**THE TASK**
Write out the data again exactly, skipping every picture.

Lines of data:

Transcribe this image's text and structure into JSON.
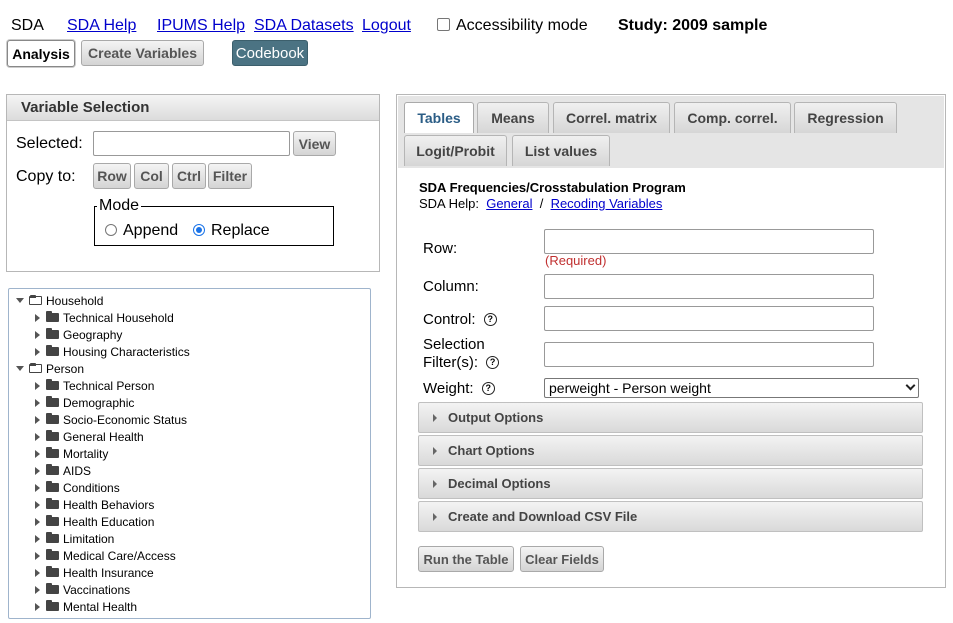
{
  "topnav": {
    "brand": "SDA",
    "links": [
      "SDA Help",
      "IPUMS Help",
      "SDA Datasets",
      "Logout"
    ],
    "accessibility_label": "Accessibility mode",
    "accessibility_checked": false,
    "study": "Study: 2009 sample"
  },
  "mode_buttons": {
    "analysis": "Analysis",
    "create_variables": "Create Variables",
    "codebook": "Codebook"
  },
  "variable_selection": {
    "title": "Variable Selection",
    "selected_label": "Selected:",
    "selected_value": "",
    "view_button": "View",
    "copy_to_label": "Copy to:",
    "copy_buttons": [
      "Row",
      "Col",
      "Ctrl",
      "Filter"
    ],
    "mode_legend": "Mode",
    "mode_options": [
      "Append",
      "Replace"
    ],
    "mode_selected": "Replace"
  },
  "tree": {
    "items": [
      {
        "label": "Household",
        "level": 0,
        "expanded": true
      },
      {
        "label": "Technical Household",
        "level": 1
      },
      {
        "label": "Geography",
        "level": 1
      },
      {
        "label": "Housing Characteristics",
        "level": 1
      },
      {
        "label": "Person",
        "level": 0,
        "expanded": true
      },
      {
        "label": "Technical Person",
        "level": 1
      },
      {
        "label": "Demographic",
        "level": 1
      },
      {
        "label": "Socio-Economic Status",
        "level": 1
      },
      {
        "label": "General Health",
        "level": 1
      },
      {
        "label": "Mortality",
        "level": 1
      },
      {
        "label": "AIDS",
        "level": 1
      },
      {
        "label": "Conditions",
        "level": 1
      },
      {
        "label": "Health Behaviors",
        "level": 1
      },
      {
        "label": "Health Education",
        "level": 1
      },
      {
        "label": "Limitation",
        "level": 1
      },
      {
        "label": "Medical Care/Access",
        "level": 1
      },
      {
        "label": "Health Insurance",
        "level": 1
      },
      {
        "label": "Vaccinations",
        "level": 1
      },
      {
        "label": "Mental Health",
        "level": 1
      }
    ]
  },
  "tabs": [
    "Tables",
    "Means",
    "Correl. matrix",
    "Comp. correl.",
    "Regression",
    "Logit/Probit",
    "List values"
  ],
  "active_tab": "Tables",
  "program": {
    "title": "SDA Frequencies/Crosstabulation Program",
    "help_label": "SDA Help:",
    "help_links": [
      "General",
      "Recoding Variables"
    ],
    "help_separator": "/"
  },
  "form": {
    "row_label": "Row:",
    "row_value": "",
    "required_text": "(Required)",
    "column_label": "Column:",
    "column_value": "",
    "control_label": "Control:",
    "control_value": "",
    "selection_label_1": "Selection",
    "selection_label_2": "Filter(s):",
    "selection_value": "",
    "weight_label": "Weight:",
    "weight_value": "perweight - Person weight",
    "help_glyph": "?"
  },
  "accordions": [
    "Output Options",
    "Chart Options",
    "Decimal Options",
    "Create and Download CSV File"
  ],
  "actions": {
    "run": "Run the Table",
    "clear": "Clear Fields"
  }
}
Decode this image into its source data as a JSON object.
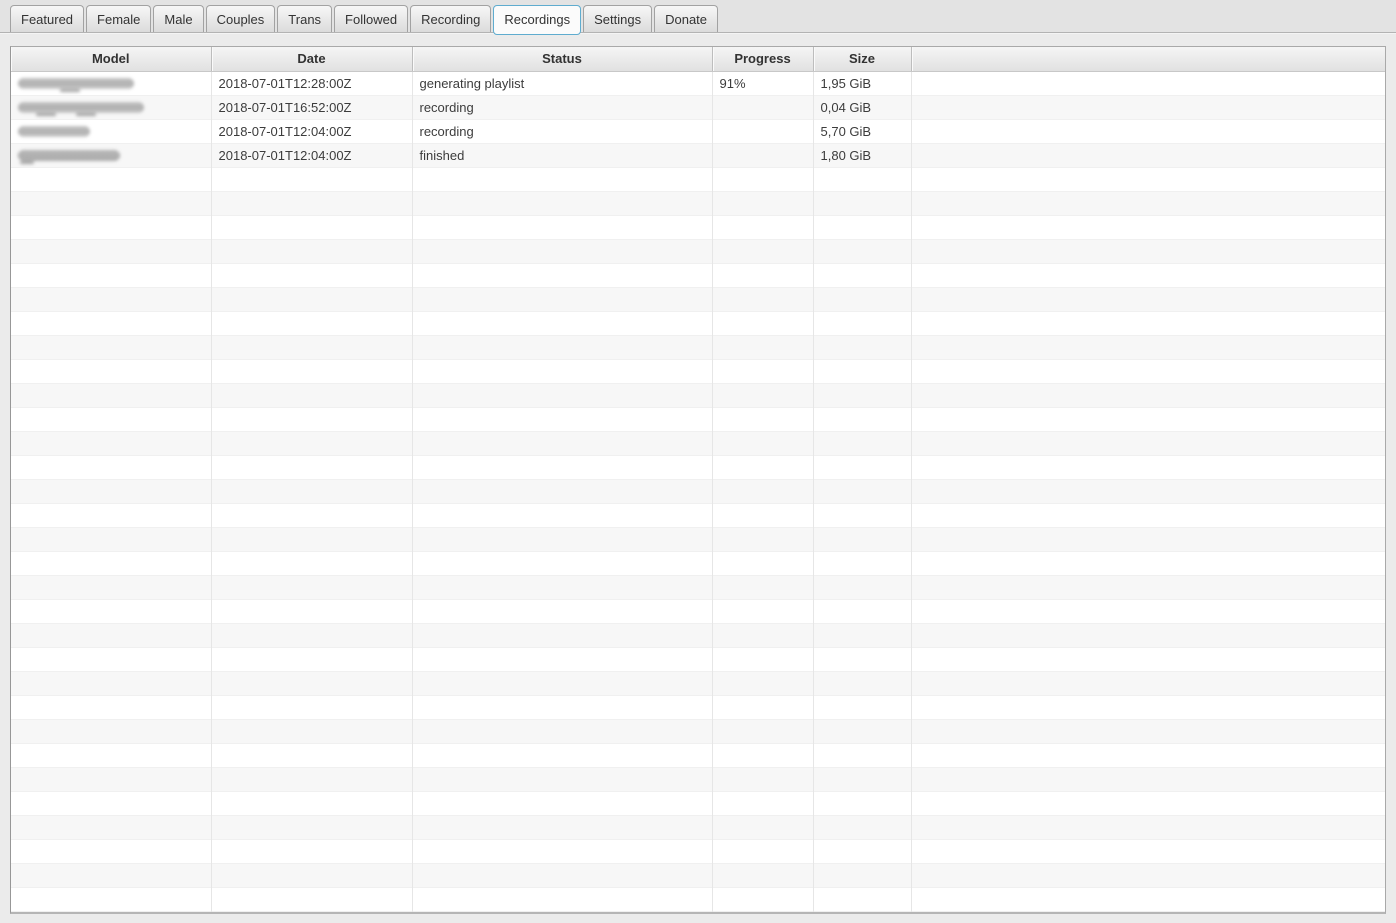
{
  "tabs": [
    {
      "label": "Featured",
      "active": false
    },
    {
      "label": "Female",
      "active": false
    },
    {
      "label": "Male",
      "active": false
    },
    {
      "label": "Couples",
      "active": false
    },
    {
      "label": "Trans",
      "active": false
    },
    {
      "label": "Followed",
      "active": false
    },
    {
      "label": "Recording",
      "active": false
    },
    {
      "label": "Recordings",
      "active": true
    },
    {
      "label": "Settings",
      "active": false
    },
    {
      "label": "Donate",
      "active": false
    }
  ],
  "table": {
    "columns": [
      "Model",
      "Date",
      "Status",
      "Progress",
      "Size",
      ""
    ],
    "rows": [
      {
        "model": "",
        "model_redacted": true,
        "date": "2018-07-01T12:28:00Z",
        "status": "generating playlist",
        "progress": "91%",
        "size": "1,95 GiB"
      },
      {
        "model": "",
        "model_redacted": true,
        "date": "2018-07-01T16:52:00Z",
        "status": "recording",
        "progress": "",
        "size": "0,04 GiB"
      },
      {
        "model": "",
        "model_redacted": true,
        "date": "2018-07-01T12:04:00Z",
        "status": "recording",
        "progress": "",
        "size": "5,70 GiB"
      },
      {
        "model": "",
        "model_redacted": true,
        "date": "2018-07-01T12:04:00Z",
        "status": "finished",
        "progress": "",
        "size": "1,80 GiB"
      }
    ],
    "empty_row_count": 31
  },
  "colors": {
    "active_tab_border": "#5faccf",
    "page_background": "#ebebeb",
    "row_stripe": "#f7f7f7",
    "header_text": "#333333",
    "cell_text": "#3c3c3c"
  }
}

**RESPONSE TO THIS TASK**
Transcribe this image's text and structure into JSON.
{
  "topnav": {
    "brand": "SDA",
    "links": [
      "SDA Help",
      "IPUMS Help",
      "SDA Datasets",
      "Logout"
    ],
    "accessibility_label": "Accessibility mode",
    "accessibility_checked": false,
    "study": "Study: 2009 sample"
  },
  "mode_buttons": {
    "analysis": "Analysis",
    "create_variables": "Create Variables",
    "codebook": "Codebook"
  },
  "variable_selection": {
    "title": "Variable Selection",
    "selected_label": "Selected:",
    "selected_value": "",
    "view_button": "View",
    "copy_to_label": "Copy to:",
    "copy_buttons": [
      "Row",
      "Col",
      "Ctrl",
      "Filter"
    ],
    "mode_legend": "Mode",
    "mode_options": [
      "Append",
      "Replace"
    ],
    "mode_selected": "Replace"
  },
  "tree": {
    "items": [
      {
        "label": "Household",
        "level": 0,
        "expanded": true
      },
      {
        "label": "Technical Household",
        "level": 1
      },
      {
        "label": "Geography",
        "level": 1
      },
      {
        "label": "Housing Characteristics",
        "level": 1
      },
      {
        "label": "Person",
        "level": 0,
        "expanded": true
      },
      {
        "label": "Technical Person",
        "level": 1
      },
      {
        "label": "Demographic",
        "level": 1
      },
      {
        "label": "Socio-Economic Status",
        "level": 1
      },
      {
        "label": "General Health",
        "level": 1
      },
      {
        "label": "Mortality",
        "level": 1
      },
      {
        "label": "AIDS",
        "level": 1
      },
      {
        "label": "Conditions",
        "level": 1
      },
      {
        "label": "Health Behaviors",
        "level": 1
      },
      {
        "label": "Health Education",
        "level": 1
      },
      {
        "label": "Limitation",
        "level": 1
      },
      {
        "label": "Medical Care/Access",
        "level": 1
      },
      {
        "label": "Health Insurance",
        "level": 1
      },
      {
        "label": "Vaccinations",
        "level": 1
      },
      {
        "label": "Mental Health",
        "level": 1
      }
    ]
  },
  "tabs": [
    "Tables",
    "Means",
    "Correl. matrix",
    "Comp. correl.",
    "Regression",
    "Logit/Probit",
    "List values"
  ],
  "active_tab": "Tables",
  "program": {
    "title": "SDA Frequencies/Crosstabulation Program",
    "help_label": "SDA Help:",
    "help_links": [
      "General",
      "Recoding Variables"
    ],
    "help_separator": "/"
  },
  "form": {
    "row_label": "Row:",
    "row_value": "",
    "required_text": "(Required)",
    "column_label": "Column:",
    "column_value": "",
    "control_label": "Control:",
    "control_value": "",
    "selection_label_1": "Selection",
    "selection_label_2": "Filter(s):",
    "selection_value": "",
    "weight_label": "Weight:",
    "weight_value": "perweight - Person weight",
    "help_glyph": "?"
  },
  "accordions": [
    "Output Options",
    "Chart Options",
    "Decimal Options",
    "Create and Download CSV File"
  ],
  "actions": {
    "run": "Run the Table",
    "clear": "Clear Fields"
  }
}
Decode this image into its source data as a JSON object.
{
  "tabs": [
    {
      "label": "Featured",
      "active": false
    },
    {
      "label": "Female",
      "active": false
    },
    {
      "label": "Male",
      "active": false
    },
    {
      "label": "Couples",
      "active": false
    },
    {
      "label": "Trans",
      "active": false
    },
    {
      "label": "Followed",
      "active": false
    },
    {
      "label": "Recording",
      "active": false
    },
    {
      "label": "Recordings",
      "active": true
    },
    {
      "label": "Settings",
      "active": false
    },
    {
      "label": "Donate",
      "active": false
    }
  ],
  "table": {
    "columns": [
      "Model",
      "Date",
      "Status",
      "Progress",
      "Size",
      ""
    ],
    "rows": [
      {
        "model": "",
        "model_redacted": true,
        "date": "2018-07-01T12:28:00Z",
        "status": "generating playlist",
        "progress": "91%",
        "size": "1,95 GiB"
      },
      {
        "model": "",
        "model_redacted": true,
        "date": "2018-07-01T16:52:00Z",
        "status": "recording",
        "progress": "",
        "size": "0,04 GiB"
      },
      {
        "model": "",
        "model_redacted": true,
        "date": "2018-07-01T12:04:00Z",
        "status": "recording",
        "progress": "",
        "size": "5,70 GiB"
      },
      {
        "model": "",
        "model_redacted": true,
        "date": "2018-07-01T12:04:00Z",
        "status": "finished",
        "progress": "",
        "size": "1,80 GiB"
      }
    ],
    "empty_row_count": 31
  },
  "colors": {
    "active_tab_border": "#5faccf",
    "page_background": "#ebebeb",
    "row_stripe": "#f7f7f7",
    "header_text": "#333333",
    "cell_text": "#3c3c3c"
  }
}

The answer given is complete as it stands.